**YOUR OBJECTIVE**
Can you output the data word for word, from its first line through the line containing "510, 409, 532]", including both of those lines?

**EXERCISE DATA**
---
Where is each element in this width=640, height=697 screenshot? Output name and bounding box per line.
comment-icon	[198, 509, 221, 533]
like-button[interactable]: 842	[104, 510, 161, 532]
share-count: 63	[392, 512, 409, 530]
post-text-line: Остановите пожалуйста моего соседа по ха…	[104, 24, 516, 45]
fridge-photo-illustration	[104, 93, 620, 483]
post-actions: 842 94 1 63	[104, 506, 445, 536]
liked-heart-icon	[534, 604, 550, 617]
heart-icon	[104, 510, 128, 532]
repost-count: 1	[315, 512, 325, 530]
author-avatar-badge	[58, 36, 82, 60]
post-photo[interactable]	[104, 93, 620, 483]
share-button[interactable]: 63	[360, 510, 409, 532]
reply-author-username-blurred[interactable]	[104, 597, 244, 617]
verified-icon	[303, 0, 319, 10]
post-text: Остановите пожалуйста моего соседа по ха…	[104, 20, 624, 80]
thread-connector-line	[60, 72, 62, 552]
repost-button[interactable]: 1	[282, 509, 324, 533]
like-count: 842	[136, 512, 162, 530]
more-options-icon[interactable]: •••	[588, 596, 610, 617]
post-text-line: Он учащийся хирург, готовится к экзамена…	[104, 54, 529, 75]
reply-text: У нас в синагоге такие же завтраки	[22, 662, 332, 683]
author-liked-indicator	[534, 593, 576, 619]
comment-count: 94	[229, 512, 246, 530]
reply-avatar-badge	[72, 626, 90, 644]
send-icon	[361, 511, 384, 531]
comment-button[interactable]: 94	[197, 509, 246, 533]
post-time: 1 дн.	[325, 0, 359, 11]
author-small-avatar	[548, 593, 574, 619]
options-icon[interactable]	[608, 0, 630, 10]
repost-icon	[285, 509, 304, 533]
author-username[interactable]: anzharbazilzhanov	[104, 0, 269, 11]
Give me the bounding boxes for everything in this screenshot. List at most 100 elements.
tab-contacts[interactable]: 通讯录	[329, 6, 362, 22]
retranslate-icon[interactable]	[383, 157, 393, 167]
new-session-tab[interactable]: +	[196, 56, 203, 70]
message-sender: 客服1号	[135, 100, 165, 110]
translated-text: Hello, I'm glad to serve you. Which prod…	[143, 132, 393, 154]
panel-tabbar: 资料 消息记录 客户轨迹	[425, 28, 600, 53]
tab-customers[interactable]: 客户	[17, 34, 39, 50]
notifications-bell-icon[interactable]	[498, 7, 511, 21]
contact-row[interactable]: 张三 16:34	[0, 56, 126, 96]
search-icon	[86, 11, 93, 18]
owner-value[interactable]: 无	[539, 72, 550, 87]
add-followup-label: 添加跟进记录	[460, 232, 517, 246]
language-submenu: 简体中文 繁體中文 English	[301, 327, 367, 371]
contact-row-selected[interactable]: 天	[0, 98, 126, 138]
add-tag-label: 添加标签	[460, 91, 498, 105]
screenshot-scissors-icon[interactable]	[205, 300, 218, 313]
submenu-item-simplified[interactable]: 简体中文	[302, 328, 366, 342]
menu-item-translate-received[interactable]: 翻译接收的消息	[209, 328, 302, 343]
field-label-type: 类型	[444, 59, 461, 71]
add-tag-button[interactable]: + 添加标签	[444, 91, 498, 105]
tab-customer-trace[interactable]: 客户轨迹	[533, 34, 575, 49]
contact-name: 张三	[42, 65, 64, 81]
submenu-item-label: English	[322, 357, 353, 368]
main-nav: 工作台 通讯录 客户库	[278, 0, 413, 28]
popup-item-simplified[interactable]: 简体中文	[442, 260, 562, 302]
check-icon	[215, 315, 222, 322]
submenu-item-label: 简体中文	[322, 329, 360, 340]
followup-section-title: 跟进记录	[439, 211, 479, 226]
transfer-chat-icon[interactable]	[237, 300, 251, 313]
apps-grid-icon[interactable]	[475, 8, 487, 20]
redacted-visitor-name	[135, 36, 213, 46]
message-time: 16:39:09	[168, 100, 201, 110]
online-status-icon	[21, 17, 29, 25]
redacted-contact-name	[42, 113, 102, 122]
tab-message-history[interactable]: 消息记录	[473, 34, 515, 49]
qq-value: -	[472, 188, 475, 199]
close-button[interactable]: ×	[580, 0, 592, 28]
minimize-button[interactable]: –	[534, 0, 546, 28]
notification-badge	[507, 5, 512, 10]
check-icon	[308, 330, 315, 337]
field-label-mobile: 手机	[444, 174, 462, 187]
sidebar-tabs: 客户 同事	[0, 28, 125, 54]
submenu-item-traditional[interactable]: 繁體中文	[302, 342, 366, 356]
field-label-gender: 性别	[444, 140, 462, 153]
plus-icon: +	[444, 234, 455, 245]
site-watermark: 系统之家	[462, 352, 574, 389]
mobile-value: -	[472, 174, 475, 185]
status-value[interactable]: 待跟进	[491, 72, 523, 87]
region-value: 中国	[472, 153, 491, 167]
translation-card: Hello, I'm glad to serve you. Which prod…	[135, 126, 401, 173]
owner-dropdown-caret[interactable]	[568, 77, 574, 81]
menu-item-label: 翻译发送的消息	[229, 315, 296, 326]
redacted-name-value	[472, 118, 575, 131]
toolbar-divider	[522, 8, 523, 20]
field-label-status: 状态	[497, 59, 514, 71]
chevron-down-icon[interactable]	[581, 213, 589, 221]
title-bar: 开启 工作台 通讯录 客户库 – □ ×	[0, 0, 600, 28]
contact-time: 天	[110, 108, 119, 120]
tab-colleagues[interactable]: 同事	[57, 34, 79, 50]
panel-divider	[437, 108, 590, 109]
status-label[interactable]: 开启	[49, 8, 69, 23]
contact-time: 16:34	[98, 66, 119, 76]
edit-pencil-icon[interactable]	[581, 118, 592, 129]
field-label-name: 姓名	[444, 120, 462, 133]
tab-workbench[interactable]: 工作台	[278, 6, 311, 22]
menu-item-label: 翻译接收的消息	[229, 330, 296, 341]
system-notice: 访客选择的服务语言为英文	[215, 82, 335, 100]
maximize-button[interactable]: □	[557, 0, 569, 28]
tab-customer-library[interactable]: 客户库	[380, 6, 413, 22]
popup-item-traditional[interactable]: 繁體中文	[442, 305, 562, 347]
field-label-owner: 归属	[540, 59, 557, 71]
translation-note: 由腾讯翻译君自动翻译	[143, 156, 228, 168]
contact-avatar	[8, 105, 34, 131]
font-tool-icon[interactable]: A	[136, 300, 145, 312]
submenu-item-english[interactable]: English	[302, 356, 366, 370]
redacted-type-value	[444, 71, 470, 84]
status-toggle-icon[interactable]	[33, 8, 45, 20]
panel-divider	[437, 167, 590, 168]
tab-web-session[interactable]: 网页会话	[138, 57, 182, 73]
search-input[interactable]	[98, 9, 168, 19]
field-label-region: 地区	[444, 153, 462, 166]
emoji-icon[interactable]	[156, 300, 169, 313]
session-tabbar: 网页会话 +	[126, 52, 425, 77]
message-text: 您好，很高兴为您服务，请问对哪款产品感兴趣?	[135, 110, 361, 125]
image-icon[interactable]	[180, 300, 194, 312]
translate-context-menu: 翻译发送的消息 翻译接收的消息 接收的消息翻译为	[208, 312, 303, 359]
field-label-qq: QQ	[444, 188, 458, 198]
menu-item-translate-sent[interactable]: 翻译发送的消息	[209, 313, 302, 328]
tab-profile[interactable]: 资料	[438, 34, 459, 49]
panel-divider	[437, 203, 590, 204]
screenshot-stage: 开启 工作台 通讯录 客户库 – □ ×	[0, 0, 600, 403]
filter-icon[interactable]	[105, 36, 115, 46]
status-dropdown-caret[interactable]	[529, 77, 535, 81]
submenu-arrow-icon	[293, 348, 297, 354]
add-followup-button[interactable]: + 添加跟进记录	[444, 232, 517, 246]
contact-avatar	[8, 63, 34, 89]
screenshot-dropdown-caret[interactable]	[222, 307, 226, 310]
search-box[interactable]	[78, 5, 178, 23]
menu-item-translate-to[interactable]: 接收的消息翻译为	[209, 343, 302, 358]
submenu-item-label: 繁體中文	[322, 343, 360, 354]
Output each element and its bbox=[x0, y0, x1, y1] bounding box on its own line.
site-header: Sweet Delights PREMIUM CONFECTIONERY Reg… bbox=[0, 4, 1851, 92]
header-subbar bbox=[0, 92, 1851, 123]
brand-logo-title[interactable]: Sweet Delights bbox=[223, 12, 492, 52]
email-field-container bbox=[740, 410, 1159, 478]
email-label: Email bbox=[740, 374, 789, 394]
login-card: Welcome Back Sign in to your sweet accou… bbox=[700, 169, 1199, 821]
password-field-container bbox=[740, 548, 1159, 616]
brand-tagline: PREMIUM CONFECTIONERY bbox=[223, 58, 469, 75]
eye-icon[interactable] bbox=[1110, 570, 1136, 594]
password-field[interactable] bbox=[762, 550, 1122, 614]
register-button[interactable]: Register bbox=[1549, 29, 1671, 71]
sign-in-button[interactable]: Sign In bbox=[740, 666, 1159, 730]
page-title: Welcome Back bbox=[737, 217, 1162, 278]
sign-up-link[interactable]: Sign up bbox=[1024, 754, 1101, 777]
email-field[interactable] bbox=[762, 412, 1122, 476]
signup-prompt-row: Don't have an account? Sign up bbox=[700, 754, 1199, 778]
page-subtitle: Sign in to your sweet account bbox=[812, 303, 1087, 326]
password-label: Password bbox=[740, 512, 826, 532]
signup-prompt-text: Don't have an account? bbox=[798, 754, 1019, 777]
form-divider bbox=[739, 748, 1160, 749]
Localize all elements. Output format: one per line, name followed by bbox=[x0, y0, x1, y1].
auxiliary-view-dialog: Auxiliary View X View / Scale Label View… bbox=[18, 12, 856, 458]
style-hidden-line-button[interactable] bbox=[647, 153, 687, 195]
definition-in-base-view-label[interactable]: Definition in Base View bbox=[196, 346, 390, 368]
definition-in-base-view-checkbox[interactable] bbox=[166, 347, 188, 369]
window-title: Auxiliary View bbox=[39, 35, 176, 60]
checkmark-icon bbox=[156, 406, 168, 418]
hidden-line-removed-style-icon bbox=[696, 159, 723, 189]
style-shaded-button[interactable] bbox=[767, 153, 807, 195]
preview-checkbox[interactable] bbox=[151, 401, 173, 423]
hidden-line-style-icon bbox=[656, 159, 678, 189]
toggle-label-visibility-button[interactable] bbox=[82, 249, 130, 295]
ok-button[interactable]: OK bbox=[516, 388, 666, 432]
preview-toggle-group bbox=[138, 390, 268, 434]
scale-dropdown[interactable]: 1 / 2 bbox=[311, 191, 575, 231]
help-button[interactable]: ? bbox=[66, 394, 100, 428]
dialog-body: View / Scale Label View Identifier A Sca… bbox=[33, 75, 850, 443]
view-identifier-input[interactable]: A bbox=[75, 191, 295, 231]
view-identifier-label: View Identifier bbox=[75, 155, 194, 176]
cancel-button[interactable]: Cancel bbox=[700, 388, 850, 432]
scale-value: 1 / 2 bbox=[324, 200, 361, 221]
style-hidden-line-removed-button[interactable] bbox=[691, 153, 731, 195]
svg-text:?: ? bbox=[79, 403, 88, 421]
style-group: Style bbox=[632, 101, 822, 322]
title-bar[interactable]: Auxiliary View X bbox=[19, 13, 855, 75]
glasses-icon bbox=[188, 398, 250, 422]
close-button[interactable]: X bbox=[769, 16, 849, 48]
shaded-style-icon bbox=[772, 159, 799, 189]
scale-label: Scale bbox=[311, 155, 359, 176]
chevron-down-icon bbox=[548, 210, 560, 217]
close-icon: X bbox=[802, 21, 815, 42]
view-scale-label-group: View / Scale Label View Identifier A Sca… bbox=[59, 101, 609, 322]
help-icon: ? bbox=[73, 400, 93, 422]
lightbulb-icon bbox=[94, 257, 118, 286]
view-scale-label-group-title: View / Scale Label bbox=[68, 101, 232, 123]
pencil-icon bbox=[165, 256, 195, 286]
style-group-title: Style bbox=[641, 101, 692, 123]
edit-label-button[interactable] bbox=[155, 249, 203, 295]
---
**TASK RESPONSE**
Where is each element in this width=640, height=697 screenshot? Output name and bounding box per line.
comment-icon	[198, 509, 221, 533]
like-button[interactable]: 842	[104, 510, 161, 532]
share-count: 63	[392, 512, 409, 530]
post-text-line: Остановите пожалуйста моего соседа по ха…	[104, 24, 516, 45]
fridge-photo-illustration	[104, 93, 620, 483]
post-actions: 842 94 1 63	[104, 506, 445, 536]
liked-heart-icon	[534, 604, 550, 617]
heart-icon	[104, 510, 128, 532]
repost-count: 1	[315, 512, 325, 530]
author-avatar-badge	[58, 36, 82, 60]
post-photo[interactable]	[104, 93, 620, 483]
share-button[interactable]: 63	[360, 510, 409, 532]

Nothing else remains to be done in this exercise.